▶ Exercise requirements:
Without the pictures, reproduce the records that follow exactly.

▶ Given information:
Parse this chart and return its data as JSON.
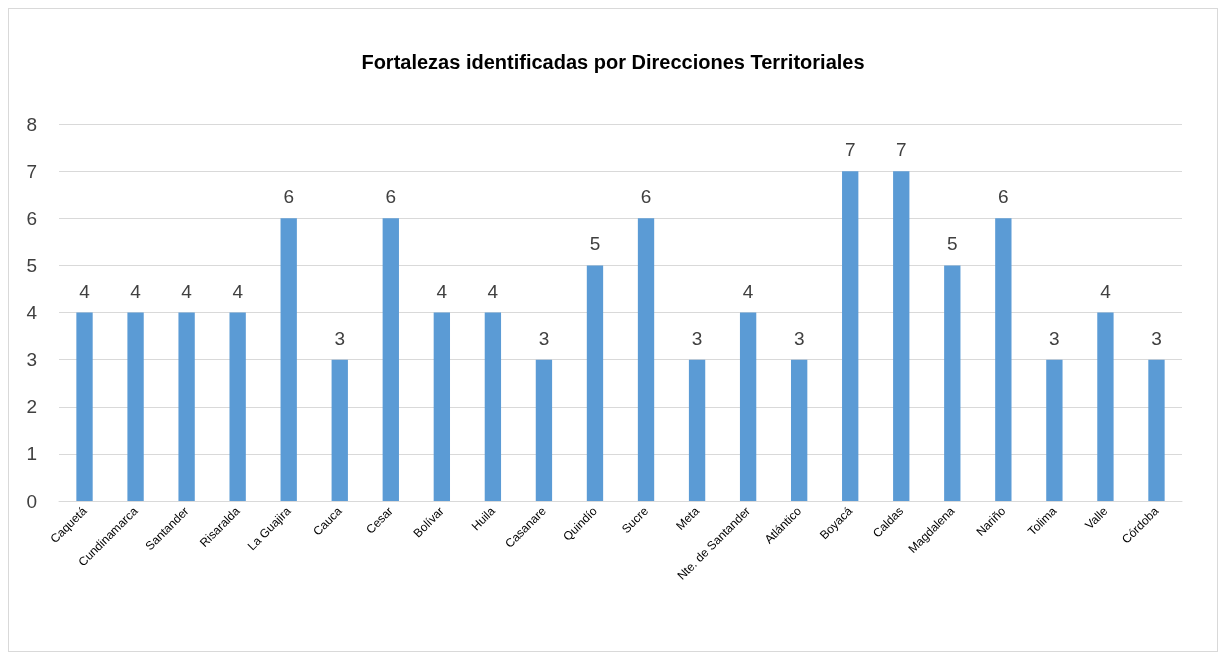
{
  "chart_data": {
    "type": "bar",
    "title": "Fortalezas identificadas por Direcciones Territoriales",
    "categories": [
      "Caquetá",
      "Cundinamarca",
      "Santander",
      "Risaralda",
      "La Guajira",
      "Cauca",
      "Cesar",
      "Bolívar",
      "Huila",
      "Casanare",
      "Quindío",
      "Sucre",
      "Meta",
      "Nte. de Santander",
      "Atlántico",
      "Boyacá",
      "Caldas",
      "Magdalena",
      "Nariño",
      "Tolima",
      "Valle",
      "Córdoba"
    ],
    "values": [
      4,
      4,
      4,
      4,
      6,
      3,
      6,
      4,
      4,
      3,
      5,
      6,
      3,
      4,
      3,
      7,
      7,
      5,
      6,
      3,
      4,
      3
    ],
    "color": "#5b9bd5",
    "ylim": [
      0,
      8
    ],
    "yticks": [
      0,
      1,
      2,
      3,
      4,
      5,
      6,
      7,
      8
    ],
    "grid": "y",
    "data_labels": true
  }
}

▶ Problem solution:
Parse this chart and return its data as JSON.
{
  "chart_data": {
    "type": "bar",
    "title": "Fortalezas identificadas por Direcciones Territoriales",
    "categories": [
      "Caquetá",
      "Cundinamarca",
      "Santander",
      "Risaralda",
      "La Guajira",
      "Cauca",
      "Cesar",
      "Bolívar",
      "Huila",
      "Casanare",
      "Quindío",
      "Sucre",
      "Meta",
      "Nte. de Santander",
      "Atlántico",
      "Boyacá",
      "Caldas",
      "Magdalena",
      "Nariño",
      "Tolima",
      "Valle",
      "Córdoba"
    ],
    "values": [
      4,
      4,
      4,
      4,
      6,
      3,
      6,
      4,
      4,
      3,
      5,
      6,
      3,
      4,
      3,
      7,
      7,
      5,
      6,
      3,
      4,
      3
    ],
    "color": "#5b9bd5",
    "ylim": [
      0,
      8
    ],
    "yticks": [
      0,
      1,
      2,
      3,
      4,
      5,
      6,
      7,
      8
    ],
    "grid": "y",
    "data_labels": true
  }
}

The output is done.